= GOAL =
Transcribe all of the material exactly.

= DATASET =
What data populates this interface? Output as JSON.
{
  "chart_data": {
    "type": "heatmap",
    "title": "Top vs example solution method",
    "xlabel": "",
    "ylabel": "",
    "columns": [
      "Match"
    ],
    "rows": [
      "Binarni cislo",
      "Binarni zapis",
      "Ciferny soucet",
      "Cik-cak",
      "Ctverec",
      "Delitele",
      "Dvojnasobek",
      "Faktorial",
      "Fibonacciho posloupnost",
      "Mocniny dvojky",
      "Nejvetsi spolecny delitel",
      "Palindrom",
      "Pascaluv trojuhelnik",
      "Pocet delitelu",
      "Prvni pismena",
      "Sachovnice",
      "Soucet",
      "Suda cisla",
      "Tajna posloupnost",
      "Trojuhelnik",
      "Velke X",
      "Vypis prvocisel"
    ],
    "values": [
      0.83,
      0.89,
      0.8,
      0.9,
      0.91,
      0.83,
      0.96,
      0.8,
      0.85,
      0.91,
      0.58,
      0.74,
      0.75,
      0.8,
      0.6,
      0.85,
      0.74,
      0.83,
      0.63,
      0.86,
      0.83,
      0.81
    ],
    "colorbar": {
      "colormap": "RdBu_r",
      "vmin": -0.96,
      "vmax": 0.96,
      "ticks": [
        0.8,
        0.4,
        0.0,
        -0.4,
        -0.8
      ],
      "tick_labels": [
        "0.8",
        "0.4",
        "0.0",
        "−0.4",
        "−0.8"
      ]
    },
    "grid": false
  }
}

= ANSWER FOR THE TASK =
What data populates this interface? Output as JSON.
{
  "chart_data": {
    "type": "heatmap",
    "title": "Top vs example solution method",
    "xlabel": "",
    "ylabel": "",
    "columns": [
      "Match"
    ],
    "rows": [
      "Binarni cislo",
      "Binarni zapis",
      "Ciferny soucet",
      "Cik-cak",
      "Ctverec",
      "Delitele",
      "Dvojnasobek",
      "Faktorial",
      "Fibonacciho posloupnost",
      "Mocniny dvojky",
      "Nejvetsi spolecny delitel",
      "Palindrom",
      "Pascaluv trojuhelnik",
      "Pocet delitelu",
      "Prvni pismena",
      "Sachovnice",
      "Soucet",
      "Suda cisla",
      "Tajna posloupnost",
      "Trojuhelnik",
      "Velke X",
      "Vypis prvocisel"
    ],
    "values": [
      0.83,
      0.89,
      0.8,
      0.9,
      0.91,
      0.83,
      0.96,
      0.8,
      0.85,
      0.91,
      0.58,
      0.74,
      0.75,
      0.8,
      0.6,
      0.85,
      0.74,
      0.83,
      0.63,
      0.86,
      0.83,
      0.81
    ],
    "colorbar": {
      "colormap": "RdBu_r",
      "vmin": -0.96,
      "vmax": 0.96,
      "ticks": [
        0.8,
        0.4,
        0.0,
        -0.4,
        -0.8
      ],
      "tick_labels": [
        "0.8",
        "0.4",
        "0.0",
        "−0.4",
        "−0.8"
      ]
    },
    "grid": false
  }
}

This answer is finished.